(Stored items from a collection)
[Start]
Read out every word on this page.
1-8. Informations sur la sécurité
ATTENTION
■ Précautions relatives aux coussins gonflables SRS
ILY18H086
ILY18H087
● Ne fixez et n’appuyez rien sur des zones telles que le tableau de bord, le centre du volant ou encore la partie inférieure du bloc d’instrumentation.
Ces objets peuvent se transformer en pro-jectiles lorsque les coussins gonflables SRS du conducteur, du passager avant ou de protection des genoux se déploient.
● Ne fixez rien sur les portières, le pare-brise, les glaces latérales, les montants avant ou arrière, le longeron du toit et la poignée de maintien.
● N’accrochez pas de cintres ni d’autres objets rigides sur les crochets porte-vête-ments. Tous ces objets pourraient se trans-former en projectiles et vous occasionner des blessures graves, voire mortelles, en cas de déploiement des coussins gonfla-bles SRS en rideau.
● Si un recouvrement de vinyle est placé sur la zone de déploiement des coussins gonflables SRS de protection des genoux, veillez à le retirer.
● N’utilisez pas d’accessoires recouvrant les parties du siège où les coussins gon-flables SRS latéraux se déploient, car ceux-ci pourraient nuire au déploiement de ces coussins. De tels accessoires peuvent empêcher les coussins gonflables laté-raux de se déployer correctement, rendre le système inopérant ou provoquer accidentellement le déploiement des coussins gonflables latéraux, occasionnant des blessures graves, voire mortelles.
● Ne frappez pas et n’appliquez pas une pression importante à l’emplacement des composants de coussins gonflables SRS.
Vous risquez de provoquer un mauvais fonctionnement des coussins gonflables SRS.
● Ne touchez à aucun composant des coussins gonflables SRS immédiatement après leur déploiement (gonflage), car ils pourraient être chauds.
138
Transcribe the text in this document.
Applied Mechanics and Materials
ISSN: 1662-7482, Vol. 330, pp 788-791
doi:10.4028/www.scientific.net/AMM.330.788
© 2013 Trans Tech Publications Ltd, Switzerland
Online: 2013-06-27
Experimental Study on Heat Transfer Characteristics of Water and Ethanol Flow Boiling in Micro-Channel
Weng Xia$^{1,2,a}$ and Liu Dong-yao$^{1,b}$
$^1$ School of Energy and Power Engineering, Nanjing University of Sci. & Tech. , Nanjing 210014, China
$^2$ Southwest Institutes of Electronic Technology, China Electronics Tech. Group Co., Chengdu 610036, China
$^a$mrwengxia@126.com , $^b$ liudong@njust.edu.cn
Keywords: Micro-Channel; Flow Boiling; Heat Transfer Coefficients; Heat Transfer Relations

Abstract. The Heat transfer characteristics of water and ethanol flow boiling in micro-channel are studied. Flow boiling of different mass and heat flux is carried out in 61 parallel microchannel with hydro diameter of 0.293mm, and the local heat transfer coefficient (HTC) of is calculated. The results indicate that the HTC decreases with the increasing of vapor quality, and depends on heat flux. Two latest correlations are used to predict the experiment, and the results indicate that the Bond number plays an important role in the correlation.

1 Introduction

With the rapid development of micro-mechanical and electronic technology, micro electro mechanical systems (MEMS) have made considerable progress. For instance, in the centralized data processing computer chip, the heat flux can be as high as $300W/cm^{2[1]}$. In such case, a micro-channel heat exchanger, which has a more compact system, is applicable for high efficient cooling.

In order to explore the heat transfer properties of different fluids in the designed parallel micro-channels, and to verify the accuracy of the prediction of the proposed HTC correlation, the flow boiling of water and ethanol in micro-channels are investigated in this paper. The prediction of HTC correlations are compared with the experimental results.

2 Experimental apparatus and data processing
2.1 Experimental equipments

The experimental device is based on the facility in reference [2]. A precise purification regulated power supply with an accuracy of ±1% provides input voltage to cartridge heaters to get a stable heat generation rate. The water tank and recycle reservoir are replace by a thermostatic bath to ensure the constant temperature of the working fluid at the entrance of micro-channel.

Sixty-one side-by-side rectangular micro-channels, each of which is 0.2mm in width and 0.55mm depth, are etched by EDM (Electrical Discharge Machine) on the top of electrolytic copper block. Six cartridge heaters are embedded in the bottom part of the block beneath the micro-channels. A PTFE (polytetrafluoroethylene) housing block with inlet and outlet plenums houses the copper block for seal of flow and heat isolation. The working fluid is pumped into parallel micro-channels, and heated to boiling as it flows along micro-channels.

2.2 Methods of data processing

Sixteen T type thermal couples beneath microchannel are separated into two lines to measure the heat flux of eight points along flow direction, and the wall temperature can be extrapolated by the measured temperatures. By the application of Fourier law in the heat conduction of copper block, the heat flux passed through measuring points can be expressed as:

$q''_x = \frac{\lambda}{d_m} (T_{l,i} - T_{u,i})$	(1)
[End]
== TASK TO COMPLETE ==
Exactly as shown above, return every record.

== COMPLETE OUTPUT ==
Read out every word on this page.
1-8. Informations sur la sécurité
ATTENTION
■ Précautions relatives aux coussins gonflables SRS
ILY18H086
ILY18H087
● Ne fixez et n’appuyez rien sur des zones telles que le tableau de bord, le centre du volant ou encore la partie inférieure du bloc d’instrumentation.
Ces objets peuvent se transformer en pro-jectiles lorsque les coussins gonflables SRS du conducteur, du passager avant ou de protection des genoux se déploient.
● Ne fixez rien sur les portières, le pare-brise, les glaces latérales, les montants avant ou arrière, le longeron du toit et la poignée de maintien.
● N’accrochez pas de cintres ni d’autres objets rigides sur les crochets porte-vête-ments. Tous ces objets pourraient se trans-former en projectiles et vous occasionner des blessures graves, voire mortelles, en cas de déploiement des coussins gonfla-bles SRS en rideau.
● Si un recouvrement de vinyle est placé sur la zone de déploiement des coussins gonflables SRS de protection des genoux, veillez à le retirer.
● N’utilisez pas d’accessoires recouvrant les parties du siège où les coussins gon-flables SRS latéraux se déploient, car ceux-ci pourraient nuire au déploiement de ces coussins. De tels accessoires peuvent empêcher les coussins gonflables laté-raux de se déployer correctement, rendre le système inopérant ou provoquer accidentellement le déploiement des coussins gonflables latéraux, occasionnant des blessures graves, voire mortelles.
● Ne frappez pas et n’appliquez pas une pression importante à l’emplacement des composants de coussins gonflables SRS.
Vous risquez de provoquer un mauvais fonctionnement des coussins gonflables SRS.
● Ne touchez à aucun composant des coussins gonflables SRS immédiatement après leur déploiement (gonflage), car ils pourraient être chauds.
138
Transcribe the text in this document.
Applied Mechanics and Materials
ISSN: 1662-7482, Vol. 330, pp 788-791
doi:10.4028/www.scientific.net/AMM.330.788
© 2013 Trans Tech Publications Ltd, Switzerland
Online: 2013-06-27
Experimental Study on Heat Transfer Characteristics of Water and Ethanol Flow Boiling in Micro-Channel
Weng Xia$^{1,2,a}$ and Liu Dong-yao$^{1,b}$
$^1$ School of Energy and Power Engineering, Nanjing University of Sci. & Tech. , Nanjing 210014, China
$^2$ Southwest Institutes of Electronic Technology, China Electronics Tech. Group Co., Chengdu 610036, China
$^a$mrwengxia@126.com , $^b$ liudong@njust.edu.cn
Keywords: Micro-Channel; Flow Boiling; Heat Transfer Coefficients; Heat Transfer Relations

Abstract. The Heat transfer characteristics of water and ethanol flow boiling in micro-channel are studied. Flow boiling of different mass and heat flux is carried out in 61 parallel microchannel with hydro diameter of 0.293mm, and the local heat transfer coefficient (HTC) of is calculated. The results indicate that the HTC decreases with the increasing of vapor quality, and depends on heat flux. Two latest correlations are used to predict the experiment, and the results indicate that the Bond number plays an important role in the correlation.

1 Introduction

With the rapid development of micro-mechanical and electronic technology, micro electro mechanical systems (MEMS) have made considerable progress. For instance, in the centralized data processing computer chip, the heat flux can be as high as $300W/cm^{2[1]}$. In such case, a micro-channel heat exchanger, which has a more compact system, is applicable for high efficient cooling.

In order to explore the heat transfer properties of different fluids in the designed parallel micro-channels, and to verify the accuracy of the prediction of the proposed HTC correlation, the flow boiling of water and ethanol in micro-channels are investigated in this paper. The prediction of HTC correlations are compared with the experimental results.

2 Experimental apparatus and data processing
2.1 Experimental equipments

The experimental device is based on the facility in reference [2]. A precise purification regulated power supply with an accuracy of ±1% provides input voltage to cartridge heaters to get a stable heat generation rate. The water tank and recycle reservoir are replace by a thermostatic bath to ensure the constant temperature of the working fluid at the entrance of micro-channel.

Sixty-one side-by-side rectangular micro-channels, each of which is 0.2mm in width and 0.55mm depth, are etched by EDM (Electrical Discharge Machine) on the top of electrolytic copper block. Six cartridge heaters are embedded in the bottom part of the block beneath the micro-channels. A PTFE (polytetrafluoroethylene) housing block with inlet and outlet plenums houses the copper block for seal of flow and heat isolation. The working fluid is pumped into parallel micro-channels, and heated to boiling as it flows along micro-channels.

2.2 Methods of data processing

Sixteen T type thermal couples beneath microchannel are separated into two lines to measure the heat flux of eight points along flow direction, and the wall temperature can be extrapolated by the measured temperatures. By the application of Fourier law in the heat conduction of copper block, the heat flux passed through measuring points can be expressed as:

$q''_x = \frac{\lambda}{d_m} (T_{l,i} - T_{u,i})$	(1)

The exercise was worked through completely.